* [Given exercise] Extract every line of the material below and reproduce it faithfully.

* [Records for processing]
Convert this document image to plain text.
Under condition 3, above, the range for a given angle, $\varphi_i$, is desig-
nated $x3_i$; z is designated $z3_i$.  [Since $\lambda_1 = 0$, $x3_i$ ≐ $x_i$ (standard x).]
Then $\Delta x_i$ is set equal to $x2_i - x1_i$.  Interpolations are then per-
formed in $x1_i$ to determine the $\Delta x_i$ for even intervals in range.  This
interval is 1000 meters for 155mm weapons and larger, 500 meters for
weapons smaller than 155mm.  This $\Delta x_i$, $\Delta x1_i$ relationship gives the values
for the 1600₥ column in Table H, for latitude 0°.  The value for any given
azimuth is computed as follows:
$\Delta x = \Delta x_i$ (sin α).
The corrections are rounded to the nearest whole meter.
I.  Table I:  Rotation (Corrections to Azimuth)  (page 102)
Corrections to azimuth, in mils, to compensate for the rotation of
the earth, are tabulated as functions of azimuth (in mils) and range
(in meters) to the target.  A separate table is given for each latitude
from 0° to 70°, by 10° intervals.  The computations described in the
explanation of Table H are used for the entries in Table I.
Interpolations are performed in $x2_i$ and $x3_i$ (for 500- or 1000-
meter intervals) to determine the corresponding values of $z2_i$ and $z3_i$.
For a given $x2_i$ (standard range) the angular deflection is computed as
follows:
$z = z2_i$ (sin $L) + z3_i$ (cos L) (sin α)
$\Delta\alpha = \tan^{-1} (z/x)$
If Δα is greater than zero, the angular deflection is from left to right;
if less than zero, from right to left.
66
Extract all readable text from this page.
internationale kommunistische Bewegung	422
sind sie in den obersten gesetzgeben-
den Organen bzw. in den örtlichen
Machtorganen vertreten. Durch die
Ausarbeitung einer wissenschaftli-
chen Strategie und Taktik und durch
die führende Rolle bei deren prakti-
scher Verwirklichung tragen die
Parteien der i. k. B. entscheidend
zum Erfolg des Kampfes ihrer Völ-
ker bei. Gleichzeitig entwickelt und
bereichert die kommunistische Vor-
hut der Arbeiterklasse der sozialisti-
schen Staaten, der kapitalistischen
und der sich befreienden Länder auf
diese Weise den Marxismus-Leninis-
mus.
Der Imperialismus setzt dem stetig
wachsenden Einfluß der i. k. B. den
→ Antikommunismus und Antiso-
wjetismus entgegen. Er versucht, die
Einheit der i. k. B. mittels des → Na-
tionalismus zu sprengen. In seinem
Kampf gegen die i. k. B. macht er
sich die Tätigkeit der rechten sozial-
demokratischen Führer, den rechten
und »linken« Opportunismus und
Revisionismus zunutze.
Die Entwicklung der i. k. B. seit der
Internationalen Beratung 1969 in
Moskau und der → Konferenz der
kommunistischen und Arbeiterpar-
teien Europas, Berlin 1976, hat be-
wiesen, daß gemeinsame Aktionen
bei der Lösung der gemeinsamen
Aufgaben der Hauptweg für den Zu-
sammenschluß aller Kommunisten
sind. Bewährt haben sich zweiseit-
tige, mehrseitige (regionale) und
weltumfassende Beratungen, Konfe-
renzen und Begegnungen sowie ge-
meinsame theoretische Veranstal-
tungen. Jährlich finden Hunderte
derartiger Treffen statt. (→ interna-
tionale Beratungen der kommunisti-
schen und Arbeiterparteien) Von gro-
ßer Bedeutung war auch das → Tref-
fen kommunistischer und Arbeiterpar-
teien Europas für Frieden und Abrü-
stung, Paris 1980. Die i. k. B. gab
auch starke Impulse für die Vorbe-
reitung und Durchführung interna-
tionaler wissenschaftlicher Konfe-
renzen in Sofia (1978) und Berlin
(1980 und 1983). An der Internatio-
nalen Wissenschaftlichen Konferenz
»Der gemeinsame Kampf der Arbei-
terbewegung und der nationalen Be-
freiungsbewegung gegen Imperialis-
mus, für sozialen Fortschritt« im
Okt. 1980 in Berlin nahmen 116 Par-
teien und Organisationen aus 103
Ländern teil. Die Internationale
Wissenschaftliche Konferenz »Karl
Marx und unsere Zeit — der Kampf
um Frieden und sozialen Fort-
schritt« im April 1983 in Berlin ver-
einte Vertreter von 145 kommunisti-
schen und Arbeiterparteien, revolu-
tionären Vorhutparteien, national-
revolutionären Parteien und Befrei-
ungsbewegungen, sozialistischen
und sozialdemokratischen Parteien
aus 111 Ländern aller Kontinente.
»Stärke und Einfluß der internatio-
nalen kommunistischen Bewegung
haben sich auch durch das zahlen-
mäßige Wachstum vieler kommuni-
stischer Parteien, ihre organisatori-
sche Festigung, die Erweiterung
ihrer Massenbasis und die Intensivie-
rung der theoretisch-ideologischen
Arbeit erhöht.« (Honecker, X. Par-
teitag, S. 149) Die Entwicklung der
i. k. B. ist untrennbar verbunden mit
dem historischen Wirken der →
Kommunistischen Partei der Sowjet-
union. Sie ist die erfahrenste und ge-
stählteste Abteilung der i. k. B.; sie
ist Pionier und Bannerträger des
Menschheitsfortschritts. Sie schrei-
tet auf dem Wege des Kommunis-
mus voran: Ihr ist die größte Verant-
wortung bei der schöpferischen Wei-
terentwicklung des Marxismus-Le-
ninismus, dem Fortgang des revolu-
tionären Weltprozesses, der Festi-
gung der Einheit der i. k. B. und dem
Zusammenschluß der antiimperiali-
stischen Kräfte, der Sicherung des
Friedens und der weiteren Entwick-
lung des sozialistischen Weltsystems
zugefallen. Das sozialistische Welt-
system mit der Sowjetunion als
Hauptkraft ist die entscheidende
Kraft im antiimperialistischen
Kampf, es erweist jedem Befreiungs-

* [Exercise solution]
Convert this document image to plain text.
Under condition 3, above, the range for a given angle, $\varphi_i$, is desig-
nated $x3_i$; z is designated $z3_i$.  [Since $\lambda_1 = 0$, $x3_i$ ≐ $x_i$ (standard x).]
Then $\Delta x_i$ is set equal to $x2_i - x1_i$.  Interpolations are then per-
formed in $x1_i$ to determine the $\Delta x_i$ for even intervals in range.  This
interval is 1000 meters for 155mm weapons and larger, 500 meters for
weapons smaller than 155mm.  This $\Delta x_i$, $\Delta x1_i$ relationship gives the values
for the 1600₥ column in Table H, for latitude 0°.  The value for any given
azimuth is computed as follows:
$\Delta x = \Delta x_i$ (sin α).
The corrections are rounded to the nearest whole meter.
I.  Table I:  Rotation (Corrections to Azimuth)  (page 102)
Corrections to azimuth, in mils, to compensate for the rotation of
the earth, are tabulated as functions of azimuth (in mils) and range
(in meters) to the target.  A separate table is given for each latitude
from 0° to 70°, by 10° intervals.  The computations described in the
explanation of Table H are used for the entries in Table I.
Interpolations are performed in $x2_i$ and $x3_i$ (for 500- or 1000-
meter intervals) to determine the corresponding values of $z2_i$ and $z3_i$.
For a given $x2_i$ (standard range) the angular deflection is computed as
follows:
$z = z2_i$ (sin $L) + z3_i$ (cos L) (sin α)
$\Delta\alpha = \tan^{-1} (z/x)$
If Δα is greater than zero, the angular deflection is from left to right;
if less than zero, from right to left.
66
Extract all readable text from this page.
internationale kommunistische Bewegung	422
sind sie in den obersten gesetzgeben-
den Organen bzw. in den örtlichen
Machtorganen vertreten. Durch die
Ausarbeitung einer wissenschaftli-
chen Strategie und Taktik und durch
die führende Rolle bei deren prakti-
scher Verwirklichung tragen die
Parteien der i. k. B. entscheidend
zum Erfolg des Kampfes ihrer Völ-
ker bei. Gleichzeitig entwickelt und
bereichert die kommunistische Vor-
hut der Arbeiterklasse der sozialisti-
schen Staaten, der kapitalistischen
und der sich befreienden Länder auf
diese Weise den Marxismus-Leninis-
mus.
Der Imperialismus setzt dem stetig
wachsenden Einfluß der i. k. B. den
→ Antikommunismus und Antiso-
wjetismus entgegen. Er versucht, die
Einheit der i. k. B. mittels des → Na-
tionalismus zu sprengen. In seinem
Kampf gegen die i. k. B. macht er
sich die Tätigkeit der rechten sozial-
demokratischen Führer, den rechten
und »linken« Opportunismus und
Revisionismus zunutze.
Die Entwicklung der i. k. B. seit der
Internationalen Beratung 1969 in
Moskau und der → Konferenz der
kommunistischen und Arbeiterpar-
teien Europas, Berlin 1976, hat be-
wiesen, daß gemeinsame Aktionen
bei der Lösung der gemeinsamen
Aufgaben der Hauptweg für den Zu-
sammenschluß aller Kommunisten
sind. Bewährt haben sich zweiseit-
tige, mehrseitige (regionale) und
weltumfassende Beratungen, Konfe-
renzen und Begegnungen sowie ge-
meinsame theoretische Veranstal-
tungen. Jährlich finden Hunderte
derartiger Treffen statt. (→ interna-
tionale Beratungen der kommunisti-
schen und Arbeiterparteien) Von gro-
ßer Bedeutung war auch das → Tref-
fen kommunistischer und Arbeiterpar-
teien Europas für Frieden und Abrü-
stung, Paris 1980. Die i. k. B. gab
auch starke Impulse für die Vorbe-
reitung und Durchführung interna-
tionaler wissenschaftlicher Konfe-
renzen in Sofia (1978) und Berlin
(1980 und 1983). An der Internatio-
nalen Wissenschaftlichen Konferenz
»Der gemeinsame Kampf der Arbei-
terbewegung und der nationalen Be-
freiungsbewegung gegen Imperialis-
mus, für sozialen Fortschritt« im
Okt. 1980 in Berlin nahmen 116 Par-
teien und Organisationen aus 103
Ländern teil. Die Internationale
Wissenschaftliche Konferenz »Karl
Marx und unsere Zeit — der Kampf
um Frieden und sozialen Fort-
schritt« im April 1983 in Berlin ver-
einte Vertreter von 145 kommunisti-
schen und Arbeiterparteien, revolu-
tionären Vorhutparteien, national-
revolutionären Parteien und Befrei-
ungsbewegungen, sozialistischen
und sozialdemokratischen Parteien
aus 111 Ländern aller Kontinente.
»Stärke und Einfluß der internatio-
nalen kommunistischen Bewegung
haben sich auch durch das zahlen-
mäßige Wachstum vieler kommuni-
stischer Parteien, ihre organisatori-
sche Festigung, die Erweiterung
ihrer Massenbasis und die Intensivie-
rung der theoretisch-ideologischen
Arbeit erhöht.« (Honecker, X. Par-
teitag, S. 149) Die Entwicklung der
i. k. B. ist untrennbar verbunden mit
dem historischen Wirken der →
Kommunistischen Partei der Sowjet-
union. Sie ist die erfahrenste und ge-
stählteste Abteilung der i. k. B.; sie
ist Pionier und Bannerträger des
Menschheitsfortschritts. Sie schrei-
tet auf dem Wege des Kommunis-
mus voran: Ihr ist die größte Verant-
wortung bei der schöpferischen Wei-
terentwicklung des Marxismus-Le-
ninismus, dem Fortgang des revolu-
tionären Weltprozesses, der Festi-
gung der Einheit der i. k. B. und dem
Zusammenschluß der antiimperiali-
stischen Kräfte, der Sicherung des
Friedens und der weiteren Entwick-
lung des sozialistischen Weltsystems
zugefallen. Das sozialistische Welt-
system mit der Sowjetunion als
Hauptkraft ist die entscheidende
Kraft im antiimperialistischen
Kampf, es erweist jedem Befreiungs-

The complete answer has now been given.